- Prompt -
Repeat, line for line, the entries printed below.

[Saved data entries]
** begin **
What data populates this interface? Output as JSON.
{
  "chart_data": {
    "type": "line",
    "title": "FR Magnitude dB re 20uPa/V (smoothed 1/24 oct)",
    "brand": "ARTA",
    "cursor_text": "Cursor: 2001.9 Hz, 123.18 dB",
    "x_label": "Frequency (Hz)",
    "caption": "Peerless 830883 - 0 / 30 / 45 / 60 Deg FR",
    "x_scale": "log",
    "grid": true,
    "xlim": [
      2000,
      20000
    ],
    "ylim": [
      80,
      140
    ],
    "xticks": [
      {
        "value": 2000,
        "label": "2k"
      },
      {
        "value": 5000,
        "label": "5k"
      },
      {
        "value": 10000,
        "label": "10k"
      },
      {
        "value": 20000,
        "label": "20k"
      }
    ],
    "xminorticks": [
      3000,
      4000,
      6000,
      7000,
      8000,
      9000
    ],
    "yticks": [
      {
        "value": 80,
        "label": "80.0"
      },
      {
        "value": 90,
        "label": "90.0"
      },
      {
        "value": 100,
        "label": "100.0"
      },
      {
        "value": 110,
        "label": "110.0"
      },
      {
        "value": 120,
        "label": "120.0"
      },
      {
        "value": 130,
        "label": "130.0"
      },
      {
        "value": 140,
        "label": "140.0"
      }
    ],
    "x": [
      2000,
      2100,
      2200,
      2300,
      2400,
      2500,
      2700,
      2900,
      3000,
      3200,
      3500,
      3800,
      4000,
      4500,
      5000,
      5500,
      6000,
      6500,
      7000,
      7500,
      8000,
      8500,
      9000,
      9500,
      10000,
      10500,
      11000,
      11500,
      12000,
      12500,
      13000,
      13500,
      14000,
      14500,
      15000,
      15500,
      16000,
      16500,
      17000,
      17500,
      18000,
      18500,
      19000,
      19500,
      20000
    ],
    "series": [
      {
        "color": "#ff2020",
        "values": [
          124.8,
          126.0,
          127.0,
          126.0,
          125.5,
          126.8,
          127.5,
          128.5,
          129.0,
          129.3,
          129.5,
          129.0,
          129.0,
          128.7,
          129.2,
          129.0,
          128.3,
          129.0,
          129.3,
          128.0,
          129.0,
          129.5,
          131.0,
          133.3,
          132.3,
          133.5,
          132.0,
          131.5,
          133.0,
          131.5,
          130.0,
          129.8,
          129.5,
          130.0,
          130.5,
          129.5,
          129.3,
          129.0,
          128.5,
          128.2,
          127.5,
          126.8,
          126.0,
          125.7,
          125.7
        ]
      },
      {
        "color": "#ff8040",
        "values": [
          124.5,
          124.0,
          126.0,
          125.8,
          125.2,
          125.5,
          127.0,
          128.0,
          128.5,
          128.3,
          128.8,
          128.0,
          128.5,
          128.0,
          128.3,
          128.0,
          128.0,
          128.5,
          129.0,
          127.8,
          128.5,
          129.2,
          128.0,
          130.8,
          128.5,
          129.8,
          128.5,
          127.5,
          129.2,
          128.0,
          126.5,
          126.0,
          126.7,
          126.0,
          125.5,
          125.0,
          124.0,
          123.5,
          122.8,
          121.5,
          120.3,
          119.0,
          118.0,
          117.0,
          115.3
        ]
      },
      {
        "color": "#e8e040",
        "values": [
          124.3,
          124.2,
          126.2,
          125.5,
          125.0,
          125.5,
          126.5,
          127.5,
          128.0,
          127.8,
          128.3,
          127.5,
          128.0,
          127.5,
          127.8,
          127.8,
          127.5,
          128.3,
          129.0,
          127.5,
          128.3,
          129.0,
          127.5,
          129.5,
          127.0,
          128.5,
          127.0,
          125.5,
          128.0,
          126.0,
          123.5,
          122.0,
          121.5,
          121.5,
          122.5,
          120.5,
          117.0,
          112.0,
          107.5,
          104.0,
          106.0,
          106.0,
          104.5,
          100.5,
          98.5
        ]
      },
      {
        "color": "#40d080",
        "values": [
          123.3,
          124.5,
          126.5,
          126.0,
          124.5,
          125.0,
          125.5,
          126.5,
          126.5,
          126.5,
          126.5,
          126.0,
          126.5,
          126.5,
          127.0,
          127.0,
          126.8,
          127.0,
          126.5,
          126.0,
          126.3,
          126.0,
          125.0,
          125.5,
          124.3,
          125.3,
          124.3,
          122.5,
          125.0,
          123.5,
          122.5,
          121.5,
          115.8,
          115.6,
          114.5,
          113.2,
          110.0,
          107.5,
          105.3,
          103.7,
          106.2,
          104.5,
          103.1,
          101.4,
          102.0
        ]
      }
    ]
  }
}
** end **
- Completed exercise -
What data populates this interface? Output as JSON.
{
  "chart_data": {
    "type": "line",
    "title": "FR Magnitude dB re 20uPa/V (smoothed 1/24 oct)",
    "brand": "ARTA",
    "cursor_text": "Cursor: 2001.9 Hz, 123.18 dB",
    "x_label": "Frequency (Hz)",
    "caption": "Peerless 830883 - 0 / 30 / 45 / 60 Deg FR",
    "x_scale": "log",
    "grid": true,
    "xlim": [
      2000,
      20000
    ],
    "ylim": [
      80,
      140
    ],
    "xticks": [
      {
        "value": 2000,
        "label": "2k"
      },
      {
        "value": 5000,
        "label": "5k"
      },
      {
        "value": 10000,
        "label": "10k"
      },
      {
        "value": 20000,
        "label": "20k"
      }
    ],
    "xminorticks": [
      3000,
      4000,
      6000,
      7000,
      8000,
      9000
    ],
    "yticks": [
      {
        "value": 80,
        "label": "80.0"
      },
      {
        "value": 90,
        "label": "90.0"
      },
      {
        "value": 100,
        "label": "100.0"
      },
      {
        "value": 110,
        "label": "110.0"
      },
      {
        "value": 120,
        "label": "120.0"
      },
      {
        "value": 130,
        "label": "130.0"
      },
      {
        "value": 140,
        "label": "140.0"
      }
    ],
    "x": [
      2000,
      2100,
      2200,
      2300,
      2400,
      2500,
      2700,
      2900,
      3000,
      3200,
      3500,
      3800,
      4000,
      4500,
      5000,
      5500,
      6000,
      6500,
      7000,
      7500,
      8000,
      8500,
      9000,
      9500,
      10000,
      10500,
      11000,
      11500,
      12000,
      12500,
      13000,
      13500,
      14000,
      14500,
      15000,
      15500,
      16000,
      16500,
      17000,
      17500,
      18000,
      18500,
      19000,
      19500,
      20000
    ],
    "series": [
      {
        "color": "#ff2020",
        "values": [
          124.8,
          126.0,
          127.0,
          126.0,
          125.5,
          126.8,
          127.5,
          128.5,
          129.0,
          129.3,
          129.5,
          129.0,
          129.0,
          128.7,
          129.2,
          129.0,
          128.3,
          129.0,
          129.3,
          128.0,
          129.0,
          129.5,
          131.0,
          133.3,
          132.3,
          133.5,
          132.0,
          131.5,
          133.0,
          131.5,
          130.0,
          129.8,
          129.5,
          130.0,
          130.5,
          129.5,
          129.3,
          129.0,
          128.5,
          128.2,
          127.5,
          126.8,
          126.0,
          125.7,
          125.7
        ]
      },
      {
        "color": "#ff8040",
        "values": [
          124.5,
          124.0,
          126.0,
          125.8,
          125.2,
          125.5,
          127.0,
          128.0,
          128.5,
          128.3,
          128.8,
          128.0,
          128.5,
          128.0,
          128.3,
          128.0,
          128.0,
          128.5,
          129.0,
          127.8,
          128.5,
          129.2,
          128.0,
          130.8,
          128.5,
          129.8,
          128.5,
          127.5,
          129.2,
          128.0,
          126.5,
          126.0,
          126.7,
          126.0,
          125.5,
          125.0,
          124.0,
          123.5,
          122.8,
          121.5,
          120.3,
          119.0,
          118.0,
          117.0,
          115.3
        ]
      },
      {
        "color": "#e8e040",
        "values": [
          124.3,
          124.2,
          126.2,
          125.5,
          125.0,
          125.5,
          126.5,
          127.5,
          128.0,
          127.8,
          128.3,
          127.5,
          128.0,
          127.5,
          127.8,
          127.8,
          127.5,
          128.3,
          129.0,
          127.5,
          128.3,
          129.0,
          127.5,
          129.5,
          127.0,
          128.5,
          127.0,
          125.5,
          128.0,
          126.0,
          123.5,
          122.0,
          121.5,
          121.5,
          122.5,
          120.5,
          117.0,
          112.0,
          107.5,
          104.0,
          106.0,
          106.0,
          104.5,
          100.5,
          98.5
        ]
      },
      {
        "color": "#40d080",
        "values": [
          123.3,
          124.5,
          126.5,
          126.0,
          124.5,
          125.0,
          125.5,
          126.5,
          126.5,
          126.5,
          126.5,
          126.0,
          126.5,
          126.5,
          127.0,
          127.0,
          126.8,
          127.0,
          126.5,
          126.0,
          126.3,
          126.0,
          125.0,
          125.5,
          124.3,
          125.3,
          124.3,
          122.5,
          125.0,
          123.5,
          122.5,
          121.5,
          115.8,
          115.6,
          114.5,
          113.2,
          110.0,
          107.5,
          105.3,
          103.7,
          106.2,
          104.5,
          103.1,
          101.4,
          102.0
        ]
      }
    ]
  }
}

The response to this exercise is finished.